Prompt>
In the entries below, identify every line with the string "marker" and copy it.

Dataset excerpts>
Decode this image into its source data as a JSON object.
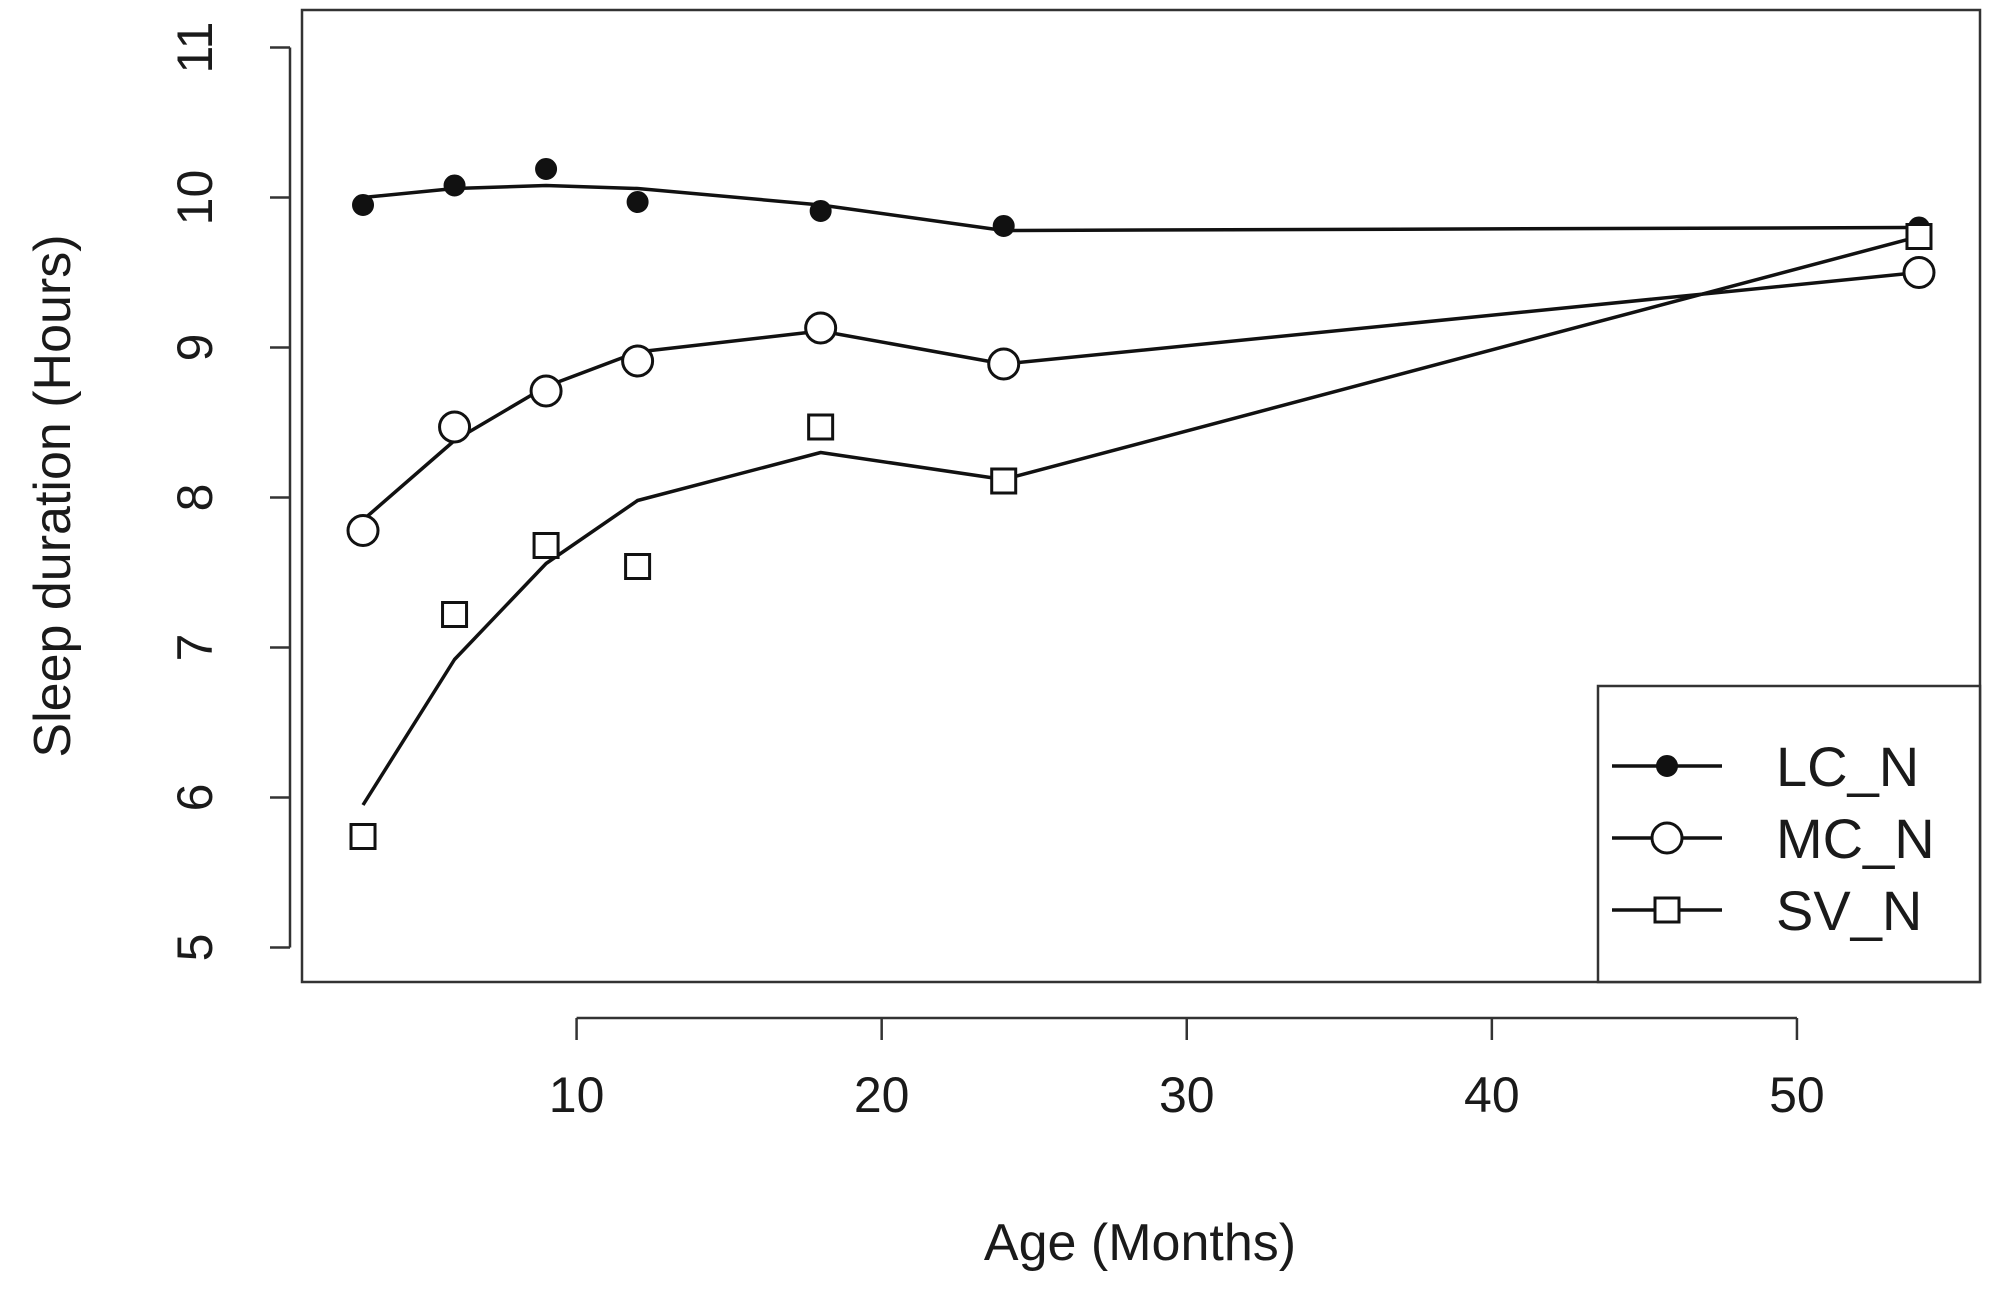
{
  "chart_data": {
    "type": "line",
    "title": "",
    "xlabel": "Age (Months)",
    "ylabel": "Sleep duration (Hours)",
    "xlim": [
      1,
      56
    ],
    "ylim": [
      4.77,
      11.25
    ],
    "xticks": [
      10,
      20,
      30,
      40,
      50
    ],
    "yticks": [
      5,
      6,
      7,
      8,
      9,
      10,
      11
    ],
    "grid": false,
    "legend_position": "bottom-right",
    "series": [
      {
        "name": "LC_N",
        "marker": "filled-circle",
        "x": [
          3,
          6,
          9,
          12,
          18,
          24,
          54
        ],
        "values": [
          9.95,
          10.08,
          10.19,
          9.97,
          9.91,
          9.81,
          9.8
        ],
        "fit_x": [
          3,
          6,
          9,
          12,
          18,
          24,
          54
        ],
        "fit_values": [
          10.0,
          10.06,
          10.08,
          10.06,
          9.95,
          9.78,
          9.8
        ]
      },
      {
        "name": "MC_N",
        "marker": "open-circle",
        "x": [
          3,
          6,
          9,
          12,
          18,
          24,
          54
        ],
        "values": [
          7.78,
          8.47,
          8.71,
          8.91,
          9.13,
          8.89,
          9.5
        ],
        "fit_x": [
          3,
          6,
          9,
          12,
          18,
          24,
          54
        ],
        "fit_values": [
          7.85,
          8.38,
          8.74,
          8.97,
          9.11,
          8.89,
          9.5
        ]
      },
      {
        "name": "SV_N",
        "marker": "open-square",
        "x": [
          3,
          6,
          9,
          12,
          18,
          24,
          54
        ],
        "values": [
          5.74,
          7.22,
          7.68,
          7.54,
          8.47,
          8.11,
          9.74
        ],
        "fit_x": [
          3,
          6,
          9,
          12,
          18,
          24,
          54
        ],
        "fit_values": [
          5.95,
          6.92,
          7.56,
          7.98,
          8.3,
          8.12,
          9.74
        ]
      }
    ]
  }
}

Result>
        "marker": "filled-circle",
        "marker": "open-circle",
        "marker": "open-square",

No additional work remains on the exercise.